EXERCISE GOAL>
Copy the data that follows exactly. Include no pictures.

**** RECORDS FOR THIS TASK

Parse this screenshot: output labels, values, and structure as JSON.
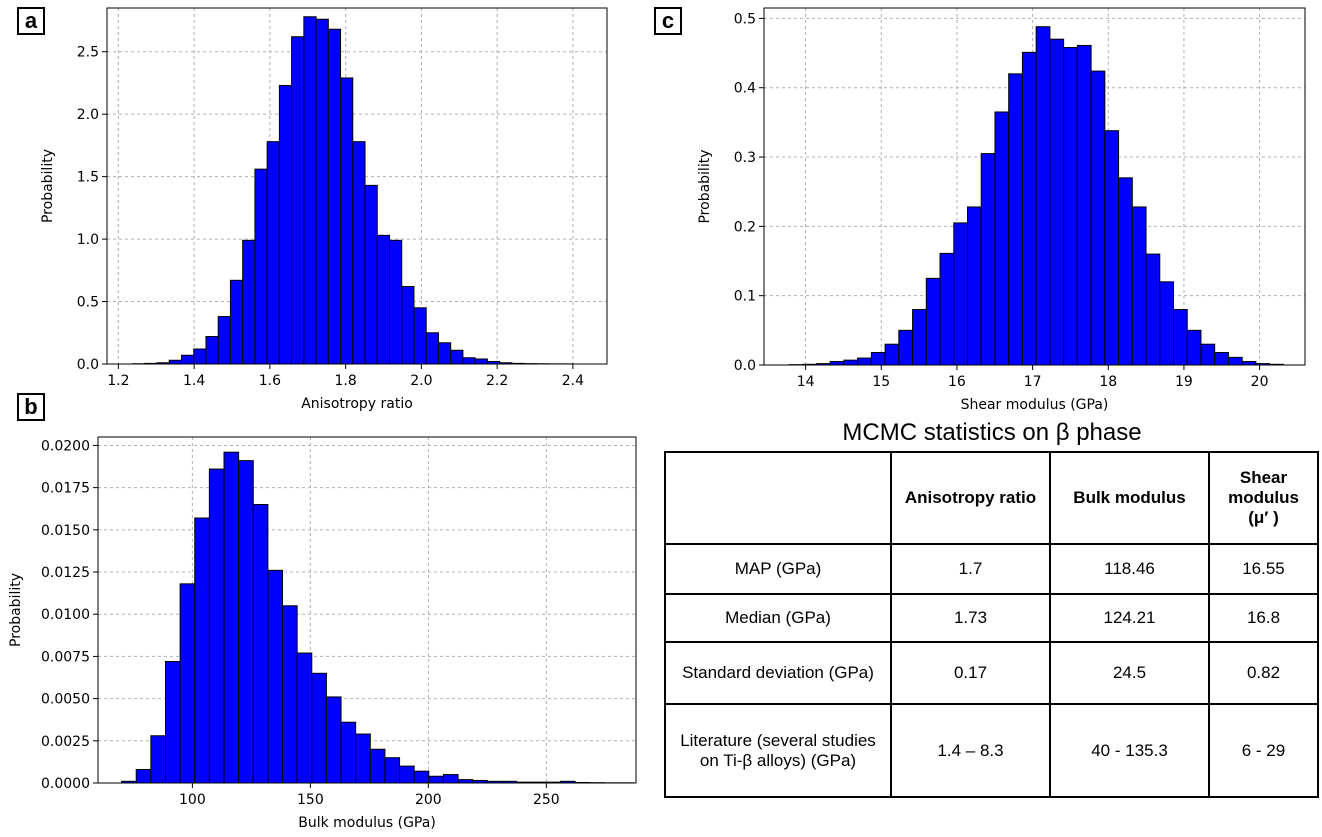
{
  "panels": {
    "a": "a",
    "b": "b",
    "c": "c"
  },
  "chart_data": [
    {
      "type": "bar",
      "panel": "a",
      "xlabel": "Anisotropy ratio",
      "ylabel": "Probability",
      "xlim": [
        1.17,
        2.49
      ],
      "ylim": [
        0,
        2.85
      ],
      "xticks": [
        1.2,
        1.4,
        1.6,
        1.8,
        2.0,
        2.2,
        2.4
      ],
      "xtick_labels": [
        "1.2",
        "1.4",
        "1.6",
        "1.8",
        "2.0",
        "2.2",
        "2.4"
      ],
      "yticks": [
        0.0,
        0.5,
        1.0,
        1.5,
        2.0,
        2.5
      ],
      "ytick_labels": [
        "0.0",
        "0.5",
        "1.0",
        "1.5",
        "2.0",
        "2.5"
      ],
      "grid": true,
      "bin_start": 1.2375,
      "bin_width": 0.0323,
      "values": [
        0.002,
        0.005,
        0.01,
        0.03,
        0.07,
        0.12,
        0.22,
        0.38,
        0.67,
        0.99,
        1.56,
        1.78,
        2.23,
        2.62,
        2.78,
        2.76,
        2.68,
        2.29,
        1.78,
        1.43,
        1.03,
        0.99,
        0.62,
        0.45,
        0.25,
        0.17,
        0.11,
        0.05,
        0.04,
        0.02,
        0.01,
        0.005,
        0.003,
        0.002,
        0.001,
        0.001
      ]
    },
    {
      "type": "bar",
      "panel": "b",
      "xlabel": "Bulk modulus (GPa)",
      "ylabel": "Probability",
      "xlim": [
        60,
        288
      ],
      "ylim": [
        0,
        0.0205
      ],
      "xticks": [
        100,
        150,
        200,
        250
      ],
      "xtick_labels": [
        "100",
        "150",
        "200",
        "250"
      ],
      "yticks": [
        0.0,
        0.0025,
        0.005,
        0.0075,
        0.01,
        0.0125,
        0.015,
        0.0175,
        0.02
      ],
      "ytick_labels": [
        "0.0000",
        "0.0025",
        "0.0050",
        "0.0075",
        "0.0100",
        "0.0125",
        "0.0150",
        "0.0175",
        "0.0200"
      ],
      "grid": true,
      "bin_start": 70,
      "bin_width": 6.2,
      "values": [
        0.0001,
        0.0008,
        0.0028,
        0.0072,
        0.0118,
        0.0157,
        0.0186,
        0.0196,
        0.0191,
        0.0165,
        0.0126,
        0.0105,
        0.0077,
        0.0065,
        0.0051,
        0.0036,
        0.0029,
        0.002,
        0.0015,
        0.001,
        0.0007,
        0.0004,
        0.0005,
        0.0002,
        0.00015,
        0.0001,
        0.0001,
        5e-05,
        5e-05,
        5e-05,
        0.0001,
        3e-05,
        2e-05,
        1e-05,
        1e-05
      ]
    },
    {
      "type": "bar",
      "panel": "c",
      "xlabel": "Shear modulus (GPa)",
      "ylabel": "Probability",
      "xlim": [
        13.45,
        20.6
      ],
      "ylim": [
        0,
        0.515
      ],
      "xticks": [
        14,
        15,
        16,
        17,
        18,
        19,
        20
      ],
      "xtick_labels": [
        "14",
        "15",
        "16",
        "17",
        "18",
        "19",
        "20"
      ],
      "yticks": [
        0.0,
        0.1,
        0.2,
        0.3,
        0.4,
        0.5
      ],
      "ytick_labels": [
        "0.0",
        "0.1",
        "0.2",
        "0.3",
        "0.4",
        "0.5"
      ],
      "grid": true,
      "bin_start": 13.78,
      "bin_width": 0.1815,
      "values": [
        0.0005,
        0.001,
        0.002,
        0.005,
        0.007,
        0.01,
        0.018,
        0.03,
        0.05,
        0.08,
        0.125,
        0.161,
        0.205,
        0.228,
        0.305,
        0.365,
        0.42,
        0.451,
        0.488,
        0.47,
        0.458,
        0.461,
        0.424,
        0.338,
        0.27,
        0.228,
        0.16,
        0.12,
        0.08,
        0.05,
        0.03,
        0.018,
        0.011,
        0.005,
        0.002,
        0.001
      ]
    }
  ],
  "table": {
    "title": "MCMC statistics on β phase",
    "headers": [
      "",
      "Anisotropy ratio",
      "Bulk modulus",
      "Shear modulus (μ′ )"
    ],
    "rows": [
      [
        "MAP (GPa)",
        "1.7",
        "118.46",
        "16.55"
      ],
      [
        "Median (GPa)",
        "1.73",
        "124.21",
        "16.8"
      ],
      [
        "Standard deviation (GPa)",
        "0.17",
        "24.5",
        "0.82"
      ],
      [
        "Literature (several studies on Ti-β alloys) (GPa)",
        "1.4 – 8.3",
        "40 - 135.3",
        "6 - 29"
      ]
    ]
  },
  "colors": {
    "bar_fill": "#0000ff",
    "bar_edge": "#000000",
    "grid": "#b0b0b0"
  }
}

********

OUTPUT BELOW>
Parse this screenshot: output labels, values, and structure as JSON.
{
  "panels": {
    "a": "a",
    "b": "b",
    "c": "c"
  },
  "chart_data": [
    {
      "type": "bar",
      "panel": "a",
      "xlabel": "Anisotropy ratio",
      "ylabel": "Probability",
      "xlim": [
        1.17,
        2.49
      ],
      "ylim": [
        0,
        2.85
      ],
      "xticks": [
        1.2,
        1.4,
        1.6,
        1.8,
        2.0,
        2.2,
        2.4
      ],
      "xtick_labels": [
        "1.2",
        "1.4",
        "1.6",
        "1.8",
        "2.0",
        "2.2",
        "2.4"
      ],
      "yticks": [
        0.0,
        0.5,
        1.0,
        1.5,
        2.0,
        2.5
      ],
      "ytick_labels": [
        "0.0",
        "0.5",
        "1.0",
        "1.5",
        "2.0",
        "2.5"
      ],
      "grid": true,
      "bin_start": 1.2375,
      "bin_width": 0.0323,
      "values": [
        0.002,
        0.005,
        0.01,
        0.03,
        0.07,
        0.12,
        0.22,
        0.38,
        0.67,
        0.99,
        1.56,
        1.78,
        2.23,
        2.62,
        2.78,
        2.76,
        2.68,
        2.29,
        1.78,
        1.43,
        1.03,
        0.99,
        0.62,
        0.45,
        0.25,
        0.17,
        0.11,
        0.05,
        0.04,
        0.02,
        0.01,
        0.005,
        0.003,
        0.002,
        0.001,
        0.001
      ]
    },
    {
      "type": "bar",
      "panel": "b",
      "xlabel": "Bulk modulus (GPa)",
      "ylabel": "Probability",
      "xlim": [
        60,
        288
      ],
      "ylim": [
        0,
        0.0205
      ],
      "xticks": [
        100,
        150,
        200,
        250
      ],
      "xtick_labels": [
        "100",
        "150",
        "200",
        "250"
      ],
      "yticks": [
        0.0,
        0.0025,
        0.005,
        0.0075,
        0.01,
        0.0125,
        0.015,
        0.0175,
        0.02
      ],
      "ytick_labels": [
        "0.0000",
        "0.0025",
        "0.0050",
        "0.0075",
        "0.0100",
        "0.0125",
        "0.0150",
        "0.0175",
        "0.0200"
      ],
      "grid": true,
      "bin_start": 70,
      "bin_width": 6.2,
      "values": [
        0.0001,
        0.0008,
        0.0028,
        0.0072,
        0.0118,
        0.0157,
        0.0186,
        0.0196,
        0.0191,
        0.0165,
        0.0126,
        0.0105,
        0.0077,
        0.0065,
        0.0051,
        0.0036,
        0.0029,
        0.002,
        0.0015,
        0.001,
        0.0007,
        0.0004,
        0.0005,
        0.0002,
        0.00015,
        0.0001,
        0.0001,
        5e-05,
        5e-05,
        5e-05,
        0.0001,
        3e-05,
        2e-05,
        1e-05,
        1e-05
      ]
    },
    {
      "type": "bar",
      "panel": "c",
      "xlabel": "Shear modulus (GPa)",
      "ylabel": "Probability",
      "xlim": [
        13.45,
        20.6
      ],
      "ylim": [
        0,
        0.515
      ],
      "xticks": [
        14,
        15,
        16,
        17,
        18,
        19,
        20
      ],
      "xtick_labels": [
        "14",
        "15",
        "16",
        "17",
        "18",
        "19",
        "20"
      ],
      "yticks": [
        0.0,
        0.1,
        0.2,
        0.3,
        0.4,
        0.5
      ],
      "ytick_labels": [
        "0.0",
        "0.1",
        "0.2",
        "0.3",
        "0.4",
        "0.5"
      ],
      "grid": true,
      "bin_start": 13.78,
      "bin_width": 0.1815,
      "values": [
        0.0005,
        0.001,
        0.002,
        0.005,
        0.007,
        0.01,
        0.018,
        0.03,
        0.05,
        0.08,
        0.125,
        0.161,
        0.205,
        0.228,
        0.305,
        0.365,
        0.42,
        0.451,
        0.488,
        0.47,
        0.458,
        0.461,
        0.424,
        0.338,
        0.27,
        0.228,
        0.16,
        0.12,
        0.08,
        0.05,
        0.03,
        0.018,
        0.011,
        0.005,
        0.002,
        0.001
      ]
    }
  ],
  "table": {
    "title": "MCMC statistics on β phase",
    "headers": [
      "",
      "Anisotropy ratio",
      "Bulk modulus",
      "Shear modulus (μ′ )"
    ],
    "rows": [
      [
        "MAP (GPa)",
        "1.7",
        "118.46",
        "16.55"
      ],
      [
        "Median (GPa)",
        "1.73",
        "124.21",
        "16.8"
      ],
      [
        "Standard deviation (GPa)",
        "0.17",
        "24.5",
        "0.82"
      ],
      [
        "Literature (several studies on Ti-β alloys) (GPa)",
        "1.4 – 8.3",
        "40 - 135.3",
        "6 - 29"
      ]
    ]
  },
  "colors": {
    "bar_fill": "#0000ff",
    "bar_edge": "#000000",
    "grid": "#b0b0b0"
  }
}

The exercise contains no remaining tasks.